═══ DATASET EXTRACT ═══
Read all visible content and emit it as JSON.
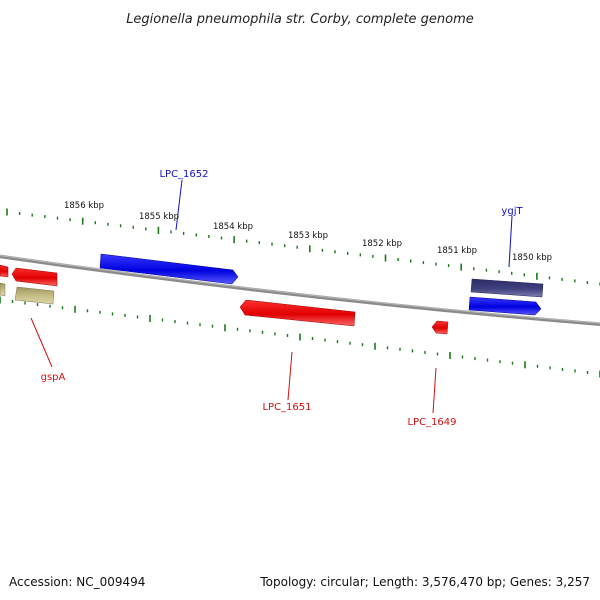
{
  "title": "Legionella pneumophila str. Corby, complete genome",
  "footer": {
    "accession": "Accession: NC_009494",
    "summary": "Topology: circular; Length: 3,576,470 bp; Genes: 3,257"
  },
  "ruler": {
    "labels": [
      "1856 kbp",
      "1855 kbp",
      "1854 kbp",
      "1853 kbp",
      "1852 kbp",
      "1851 kbp",
      "1850 kbp"
    ]
  },
  "genes": {
    "LPC_1652": "LPC_1652",
    "ygjT": "ygjT",
    "gspA": "gspA",
    "LPC_1651": "LPC_1651",
    "LPC_1649": "LPC_1649"
  },
  "colors": {
    "ruler_tick": "#1a7a1a",
    "backbone": "#8c8c8c",
    "forward_gene": "#1010e8",
    "reverse_gene": "#e81010",
    "pseudo_gene": "#c8c088",
    "rna_gene": "#4a4a8a",
    "label_blue": "#1010c0",
    "label_red": "#d01010"
  }
}
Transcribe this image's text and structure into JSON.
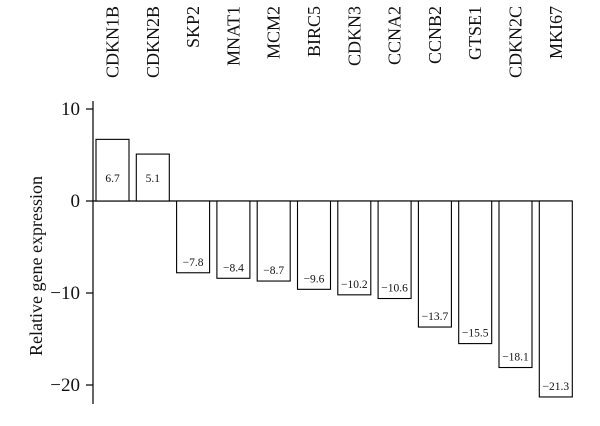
{
  "chart_data": {
    "type": "bar",
    "title": "",
    "xlabel": "",
    "ylabel": "Relative gene expression",
    "categories": [
      "CDKN1B",
      "CDKN2B",
      "SKP2",
      "MNAT1",
      "MCM2",
      "BIRC5",
      "CDKN3",
      "CCNA2",
      "CCNB2",
      "GTSE1",
      "CDKN2C",
      "MKI67"
    ],
    "values": [
      6.7,
      5.1,
      -7.8,
      -8.4,
      -8.7,
      -9.6,
      -10.2,
      -10.6,
      -13.7,
      -15.5,
      -18.1,
      -21.3
    ],
    "value_labels": [
      "6.7",
      "5.1",
      "−7.8",
      "−8.4",
      "−8.7",
      "−9.6",
      "−10.2",
      "−10.6",
      "−13.7",
      "−15.5",
      "−18.1",
      "−21.3"
    ],
    "yticks": [
      10,
      0,
      -10,
      -20
    ],
    "ytick_labels": [
      "10",
      "0",
      "−10",
      "−20"
    ],
    "ylim": [
      -22,
      10
    ],
    "grid": false,
    "legend": "none",
    "bar_fill": "#ffffff",
    "bar_stroke": "#000000"
  }
}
═══
THE PROBLEM:
In the entries above, count the lines that include "JSON" and write nothing but that number.

SOLUTION:
2